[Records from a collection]
##########

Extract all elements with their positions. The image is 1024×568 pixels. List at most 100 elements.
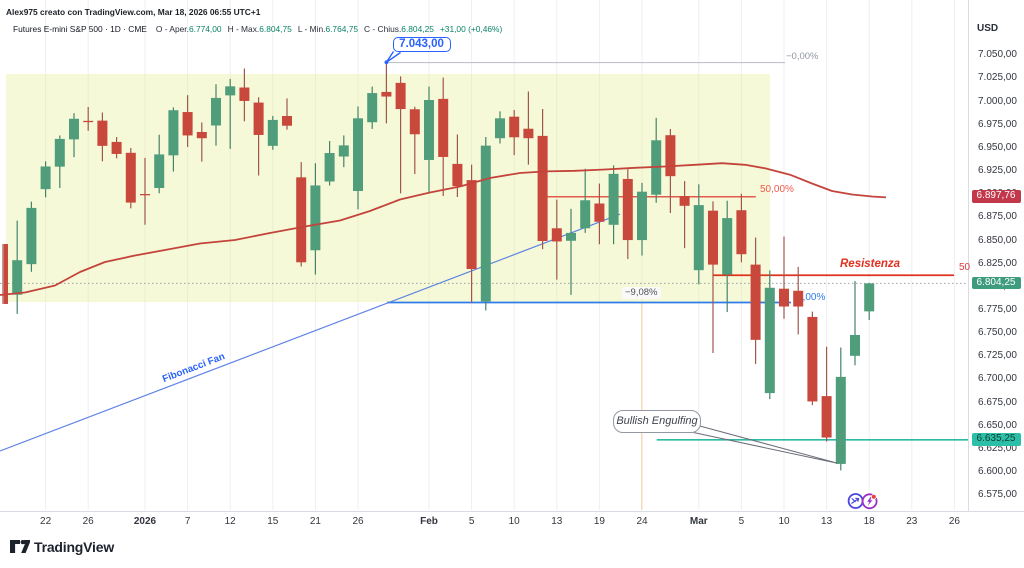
candle[interactable] bbox=[480, 137, 491, 311]
candle[interactable] bbox=[466, 164, 477, 303]
candle[interactable] bbox=[26, 201, 37, 272]
time-axis-label: 23 bbox=[906, 516, 918, 527]
tradingview-logo[interactable]: TradingView bbox=[10, 539, 114, 555]
candle[interactable] bbox=[438, 77, 449, 197]
candle[interactable] bbox=[622, 169, 633, 260]
candle[interactable] bbox=[750, 237, 761, 364]
candle[interactable] bbox=[225, 78, 236, 149]
time-axis-label: 24 bbox=[636, 516, 648, 527]
candle[interactable] bbox=[764, 270, 775, 400]
ohlc-item: L - Min.6.764,75 bbox=[297, 23, 359, 34]
trade-arrow-icon[interactable] bbox=[847, 493, 864, 509]
candle[interactable] bbox=[736, 193, 747, 263]
candle[interactable] bbox=[253, 97, 264, 176]
fib-level-lines[interactable] bbox=[387, 62, 791, 304]
time-axis[interactable]: 22 26 2026 7 12 15 21 26 Feb 5 10 13 19 24 Mar 5 10 13 18 2… bbox=[0, 511, 1024, 568]
candle[interactable] bbox=[679, 181, 690, 249]
candle[interactable] bbox=[54, 135, 65, 188]
candle[interactable] bbox=[779, 236, 789, 319]
candle[interactable] bbox=[807, 311, 818, 406]
candle[interactable] bbox=[495, 111, 505, 144]
candle[interactable] bbox=[367, 86, 378, 129]
price-axis-label: 6.975,00 bbox=[978, 118, 1017, 130]
candle[interactable] bbox=[665, 128, 676, 213]
time-axis-label: 10 bbox=[508, 516, 520, 527]
candle[interactable] bbox=[608, 165, 619, 245]
candle[interactable] bbox=[381, 62, 392, 124]
candle[interactable] bbox=[594, 183, 605, 245]
candle[interactable] bbox=[395, 76, 406, 194]
candle[interactable] bbox=[239, 68, 250, 122]
resistance-label[interactable]: Resistenza bbox=[840, 258, 901, 270]
notification-dot bbox=[870, 494, 877, 500]
candle[interactable] bbox=[693, 184, 704, 285]
candle[interactable] bbox=[324, 140, 335, 186]
bullish-engulfing-label[interactable]: Bullish Engulfing bbox=[613, 410, 701, 433]
time-axis-label: 7 bbox=[184, 516, 191, 527]
callout-pointer-lines bbox=[384, 51, 838, 464]
candle[interactable] bbox=[424, 86, 434, 192]
candlestick-series[interactable] bbox=[2, 62, 875, 471]
symbol-title[interactable]: Futures E-mini S&P 500 · 1D · CME bbox=[13, 23, 147, 34]
candle[interactable] bbox=[154, 134, 165, 194]
candle[interactable] bbox=[296, 162, 307, 267]
candle[interactable] bbox=[509, 109, 520, 156]
price-axis-label: 6.650,00 bbox=[978, 419, 1017, 431]
candle[interactable] bbox=[580, 168, 591, 233]
time-axis-label: 12 bbox=[224, 516, 236, 527]
time-axis-label: 19 bbox=[593, 516, 605, 527]
candle[interactable] bbox=[722, 200, 733, 313]
candle[interactable] bbox=[551, 199, 562, 280]
candle[interactable] bbox=[267, 115, 278, 150]
candle[interactable] bbox=[864, 282, 875, 320]
candle[interactable] bbox=[637, 182, 647, 256]
candle[interactable] bbox=[69, 113, 79, 158]
candle[interactable] bbox=[821, 346, 832, 442]
price-axis-label: 7.025,00 bbox=[978, 72, 1017, 84]
candle[interactable] bbox=[708, 201, 718, 354]
fib-zero-label: −0,00% bbox=[786, 51, 819, 62]
candle[interactable] bbox=[338, 135, 349, 168]
candle[interactable] bbox=[111, 137, 122, 159]
candle[interactable] bbox=[310, 163, 321, 275]
time-axis-label: 26 bbox=[948, 516, 960, 527]
percent-drop-label[interactable]: −9,08% bbox=[622, 286, 661, 299]
candle[interactable] bbox=[168, 107, 179, 172]
fibonacci-fan-line[interactable] bbox=[0, 213, 621, 452]
candle[interactable] bbox=[537, 109, 548, 250]
currency-label: USD bbox=[977, 23, 999, 34]
candle[interactable] bbox=[282, 98, 292, 130]
candle[interactable] bbox=[182, 95, 193, 148]
time-axis-label: 13 bbox=[551, 516, 563, 527]
candle[interactable] bbox=[97, 112, 108, 162]
lightning-icon[interactable] bbox=[861, 493, 878, 510]
moving-average-line[interactable] bbox=[0, 162, 887, 296]
candle[interactable] bbox=[835, 347, 846, 471]
candle[interactable] bbox=[850, 281, 860, 366]
candle[interactable] bbox=[523, 91, 534, 165]
ohlc-item: C - Chius.6.804,25 bbox=[364, 23, 434, 34]
price-axis-label: 6.700,00 bbox=[978, 373, 1017, 385]
candle[interactable] bbox=[409, 106, 420, 175]
symbol-legend[interactable]: Futures E-mini S&P 500 · 1D · CME O - Ape… bbox=[13, 24, 502, 34]
time-axis-label: 5 bbox=[468, 516, 475, 527]
candle[interactable] bbox=[793, 266, 804, 335]
candle[interactable] bbox=[83, 106, 94, 131]
candle[interactable] bbox=[125, 147, 136, 209]
candle[interactable] bbox=[353, 106, 363, 210]
blue-level-label: 0,00% bbox=[797, 292, 825, 303]
time-axis-label: 10 bbox=[778, 516, 790, 527]
price-callout[interactable]: 7.043,00 bbox=[392, 36, 451, 52]
candle[interactable] bbox=[140, 157, 150, 225]
price-axis[interactable]: 7.050,00 7.025,00 7.000,00 6.975,00 6.950,00… bbox=[968, 0, 1024, 511]
candle[interactable] bbox=[40, 161, 51, 198]
candle[interactable] bbox=[12, 220, 23, 314]
price-axis-label: 6.950,00 bbox=[978, 141, 1017, 153]
time-axis-label: Mar bbox=[689, 516, 708, 527]
price-axis-label: 6.575,00 bbox=[978, 489, 1017, 501]
candle[interactable] bbox=[566, 208, 576, 295]
candle[interactable] bbox=[211, 84, 221, 146]
candle[interactable] bbox=[196, 122, 207, 162]
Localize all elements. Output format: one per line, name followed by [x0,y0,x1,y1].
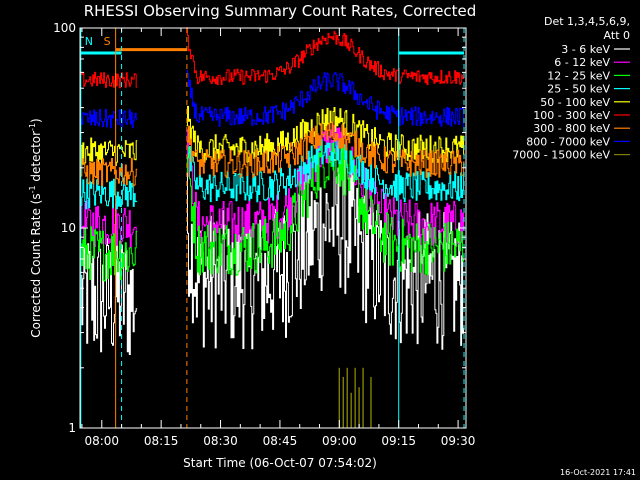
legend-label-4: 50 - 100 keV [540,96,610,109]
y-axis-label: Corrected Count Rate (s-1 detector-1) [28,118,43,337]
x-tick-label-0: 08:00 [84,434,119,448]
chart-title: RHESSI Observing Summary Count Rates, Co… [84,2,477,20]
series-line-2-seg-0 [80,226,138,282]
y-axis-label-end: ) [29,118,43,123]
legend-label-2: 12 - 25 keV [547,69,610,82]
y-axis-label-main: Corrected Count Rate (s [29,193,43,337]
y-tick-label-0: 1 [68,421,76,435]
series-line-2-seg-1 [186,140,465,276]
x-axis-label: Start Time (06-Oct-07 07:54:02) [183,456,377,470]
x-tick-label-3: 08:45 [263,434,298,448]
legend-header-2: Att 0 [604,29,630,42]
legend-label-5: 100 - 300 keV [533,109,610,122]
y-axis-label-mid: detector [29,131,43,186]
y-ticks: 1 10 100 [53,21,466,435]
y-tick-label-2: 100 [53,21,76,35]
series-line-5-seg-1 [186,27,465,86]
series-line-4-seg-1 [186,105,465,163]
series-layer [80,27,465,428]
event-layer: SN [80,28,465,428]
series-line-5-seg-0 [80,71,138,89]
series-line-6-seg-1 [186,121,465,178]
x-ticks: 08:00 08:15 08:30 08:45 09:00 09:15 09:30 [81,28,476,448]
legend-label-8: 7000 - 15000 keV [512,149,610,162]
y-tick-label-1: 10 [61,221,76,235]
x-tick-label-2: 08:30 [203,434,238,448]
series-line-1-seg-0 [80,199,138,248]
y-axis-label-sup1: -1 [28,185,37,193]
footnote-timestamp: 16-Oct-2021 17:41 [560,468,636,477]
series-line-7-seg-1 [186,69,465,128]
x-tick-label-4: 09:00 [322,434,357,448]
legend-header-1: Det 1,3,4,5,6,9, [544,15,630,28]
series-line-3-seg-0 [80,177,138,210]
legend-label-6: 300 - 800 keV [533,122,610,135]
event-label-1: N [85,35,93,48]
x-tick-label-5: 09:15 [381,434,416,448]
series-line-4-seg-0 [80,137,138,167]
series-line-6-seg-0 [80,157,138,187]
x-tick-label-6: 09:30 [441,434,476,448]
series-line-3-seg-1 [186,137,465,203]
legend-label-7: 800 - 7000 keV [526,135,610,148]
x-tick-label-1: 08:15 [144,434,179,448]
legend-label-3: 25 - 50 keV [547,83,610,96]
legend-label-1: 6 - 12 keV [554,56,610,69]
event-label-0: S [104,35,111,48]
y-axis-label-sup2: -1 [28,123,37,131]
series-line-7-seg-0 [80,108,138,129]
legend-label-0: 3 - 6 keV [561,43,610,56]
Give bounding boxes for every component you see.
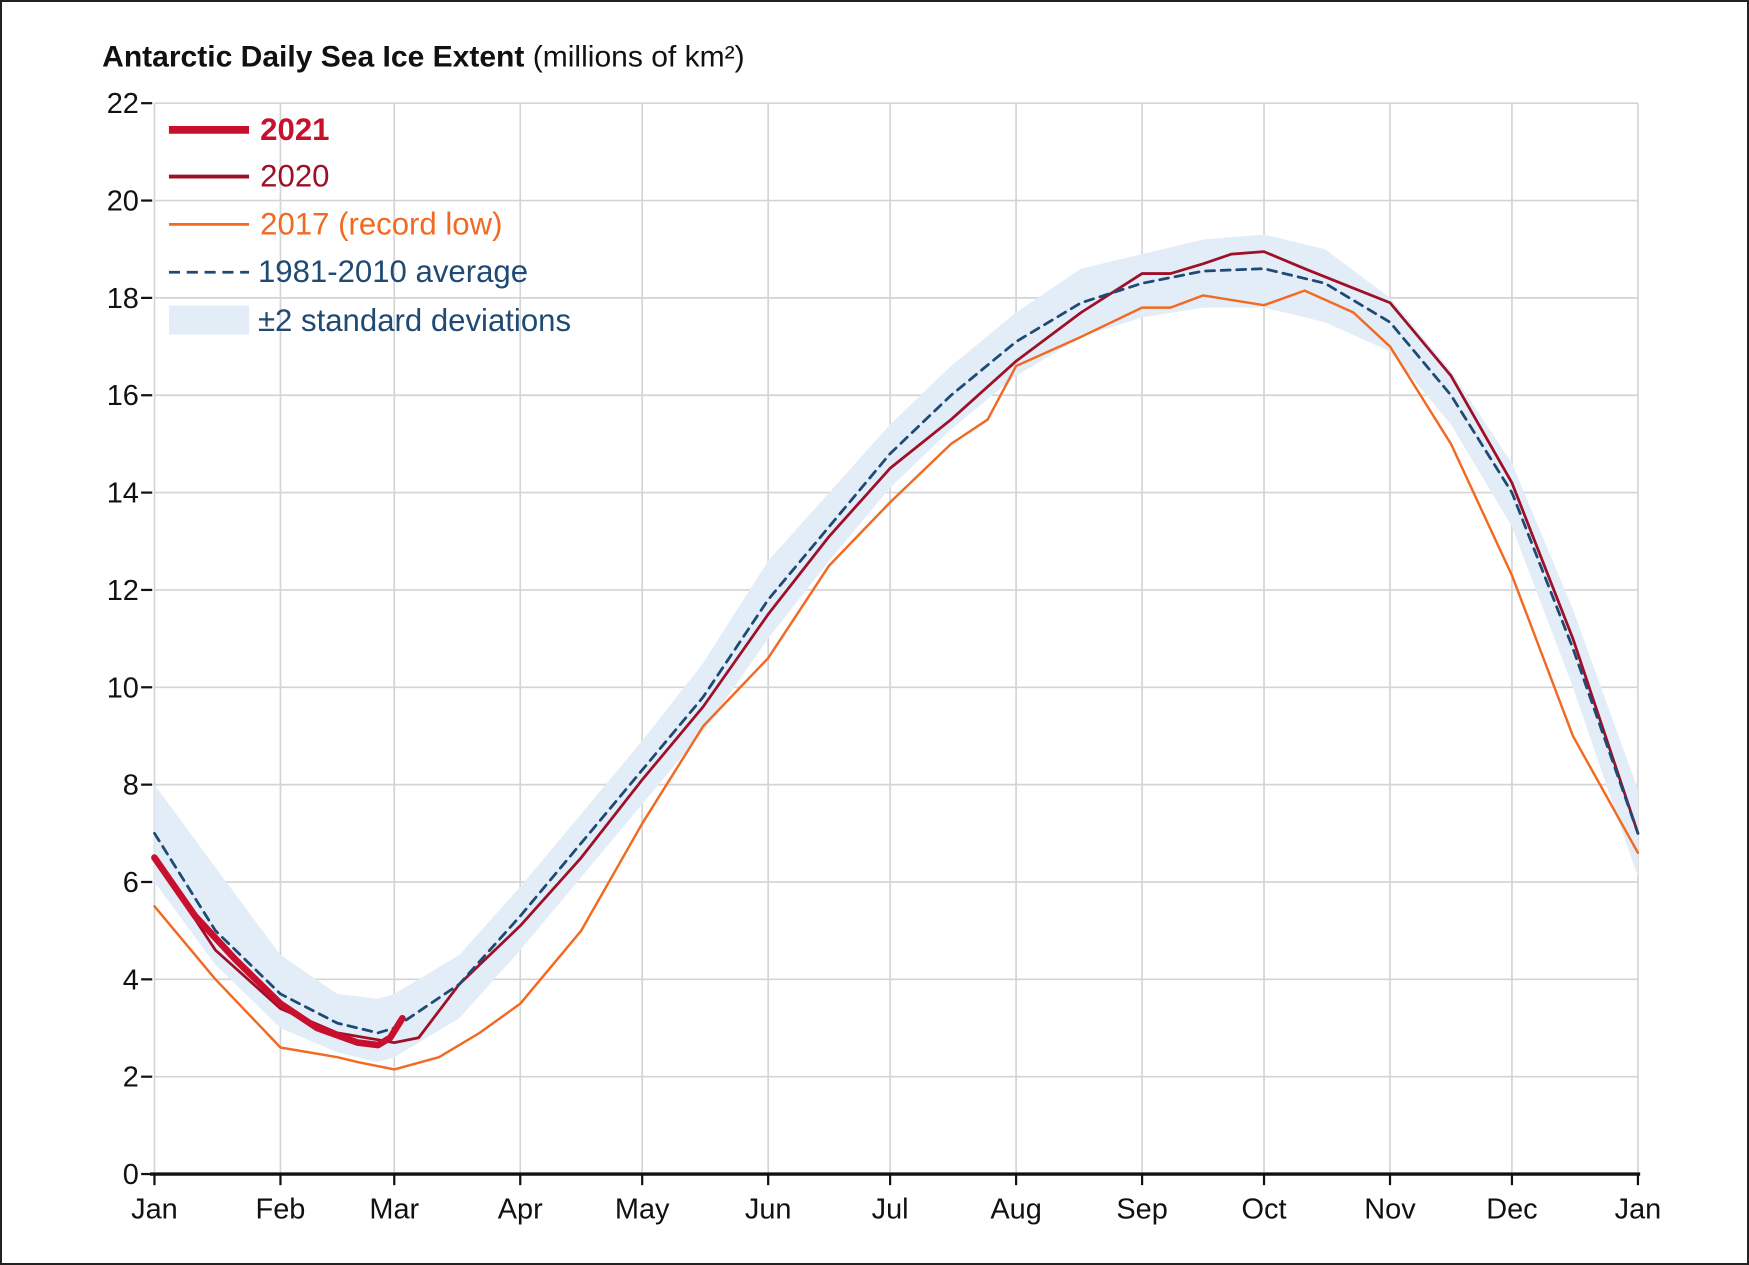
legend-label-2021: 2021 [260,112,329,147]
series-line-average [153,267,1640,1035]
x-tick-label-feb: Feb [256,1194,306,1226]
x-tick-label-may: May [615,1194,670,1226]
legend-label-2017: 2017 (record low) [260,206,502,241]
x-tick-label-apr: Apr [498,1194,543,1226]
std-deviation-band [154,234,1638,1063]
legend-label-band: ±2 standard deviations [258,303,571,338]
x-tick-label-nov: Nov [1364,1194,1416,1226]
y-tick-label: 16 [107,380,139,412]
y-tick-label: 8 [123,770,139,802]
x-tick-label-aug: Aug [990,1194,1041,1226]
y-tick-label: 22 [107,88,139,120]
y-tick-label: 2 [123,1062,139,1094]
legend: 2021 2020 2017 (record low) 1981-2010 av… [168,112,571,338]
series-line-s2021 [151,854,406,1049]
y-tick-label: 0 [123,1159,139,1191]
x-tick-label-mar: Mar [369,1194,419,1226]
y-tick-label: 18 [107,283,139,315]
x-tick-label-oct: Oct [1242,1194,1287,1226]
y-tick-label: 4 [123,964,139,996]
y-tick-label: 6 [123,867,139,899]
axes: 0 2 4 6 8 10 12 14 16 18 20 22 Jan Feb Mar Apr May Jun Jul… [107,88,1662,1225]
y-tick-label: 20 [107,186,139,218]
y-tick-label: 14 [107,478,139,510]
series-line-s2017 [153,289,1640,1071]
title-unit: (millions of km²) [533,41,745,74]
x-tick-label-jun: Jun [745,1194,792,1226]
chart-title: Antarctic Daily Sea Ice Extent (millions… [102,41,744,74]
legend-label-2020: 2020 [260,159,329,194]
series-line-s2020 [153,250,1640,1045]
data-marks [151,234,1640,1071]
x-tick-label-jul: Jul [872,1194,909,1226]
x-tick-label-jan: Jan [131,1194,178,1226]
title-main: Antarctic Daily Sea Ice Extent [102,41,524,74]
x-tick-label-jan: Jan [1615,1194,1662,1226]
y-tick-label: 12 [107,575,139,607]
x-tick-label-sep: Sep [1116,1194,1167,1226]
legend-swatch-band [168,305,250,335]
x-tick-label-dec: Dec [1486,1194,1537,1226]
y-tick-label: 10 [107,672,139,704]
legend-label-average: 1981-2010 average [258,254,528,289]
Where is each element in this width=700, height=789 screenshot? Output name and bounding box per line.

##########

● **What is asked**
Lay out the lines of the listing, from the line with "candle[interactable] bbox=[480, 137, 491, 311]" to the line with "candle[interactable] bbox=[580, 168, 591, 233]", as a JSON list of strings, one string per line and no blank lines.

● **Response**
[
  "candle[interactable] bbox=[480, 137, 491, 311]",
  "candle[interactable] bbox=[466, 164, 477, 303]",
  "candle[interactable] bbox=[26, 201, 37, 272]",
  "time-axis-label: 23 bbox=[906, 516, 918, 527]",
  "tradingview-logo[interactable]: TradingView bbox=[10, 539, 114, 555]",
  "candle[interactable] bbox=[438, 77, 449, 197]",
  "candle[interactable] bbox=[622, 169, 633, 260]",
  "candle[interactable] bbox=[750, 237, 761, 364]",
  "candle[interactable] bbox=[225, 78, 236, 149]",
  "time-axis-label: 24 bbox=[636, 516, 648, 527]",
  "candle[interactable] bbox=[764, 270, 775, 400]",
  "ohlc-item: L - Min.6.764,75 bbox=[297, 23, 359, 34]",
  "trade-arrow-icon[interactable] bbox=[847, 493, 864, 509]",
  "candle[interactable] bbox=[736, 193, 747, 263]",
  "candle[interactable] bbox=[253, 97, 264, 176]",
  "fib-level-lines[interactable] bbox=[387, 62, 791, 304]",
  "time-axis[interactable]: 22 26 2026 7 12 15 21 26 Feb 5 10 13 19 24 Mar 5 10 13 18 2… bbox=[0, 511, 1024, 568]",
  "candle[interactable] bbox=[679, 181, 690, 249]",
  "candle[interactable] bbox=[54, 135, 65, 188]",
  "candle[interactable] bbox=[779, 236, 789, 319]",
  "candle[interactable] bbox=[807, 311, 818, 406]",
  "candle[interactable] bbox=[495, 111, 505, 144]",
  "candle[interactable] bbox=[367, 86, 378, 129]",
  "price-axis-label: 6.975,00 bbox=[978, 118, 1017, 130]",
  "candle[interactable] bbox=[665, 128, 676, 213]",
  "time-axis-label: 10 bbox=[508, 516, 520, 527]",
  "candle[interactable] bbox=[608, 165, 619, 245]",
  "candle[interactable] bbox=[381, 62, 392, 124]",
  "candle[interactable] bbox=[594, 183, 605, 245]",
  "candle[interactable] bbox=[395, 76, 406, 194]",
  "candle[interactable] bbox=[239, 68, 250, 122]",
  "resistance-label[interactable]: Resistenza bbox=[840, 258, 901, 270]",
  "notification-dot bbox=[870, 494, 877, 500]",
  "candle[interactable] bbox=[693, 184, 704, 285]",
  "candle[interactable] bbox=[324, 140, 335, 186]",
  "bullish-engulfing-label[interactable]: Bullish Engulfing bbox=[613, 410, 701, 433]",
  "time-axis-label: 7 bbox=[184, 516, 191, 527]",
  "callout-pointer-lines bbox=[384, 51, 838, 464]",
  "candle[interactable] bbox=[424, 86, 434, 192]",
  "candlestick-series[interactable] bbox=[2, 62, 875, 471]",
  "symbol-title[interactable]: Futures E-mini S&P 500 · 1D · CME bbox=[13, 23, 147, 34]",
  "candle[interactable] bbox=[154, 134, 165, 194]",
  "candle[interactable] bbox=[296, 162, 307, 267]",
  "candle[interactable] bbox=[509, 109, 520, 156]",
  "price-axis-label: 6.650,00 bbox=[978, 419, 1017, 431]",
  "candle[interactable] bbox=[580, 168, 591, 233]"
]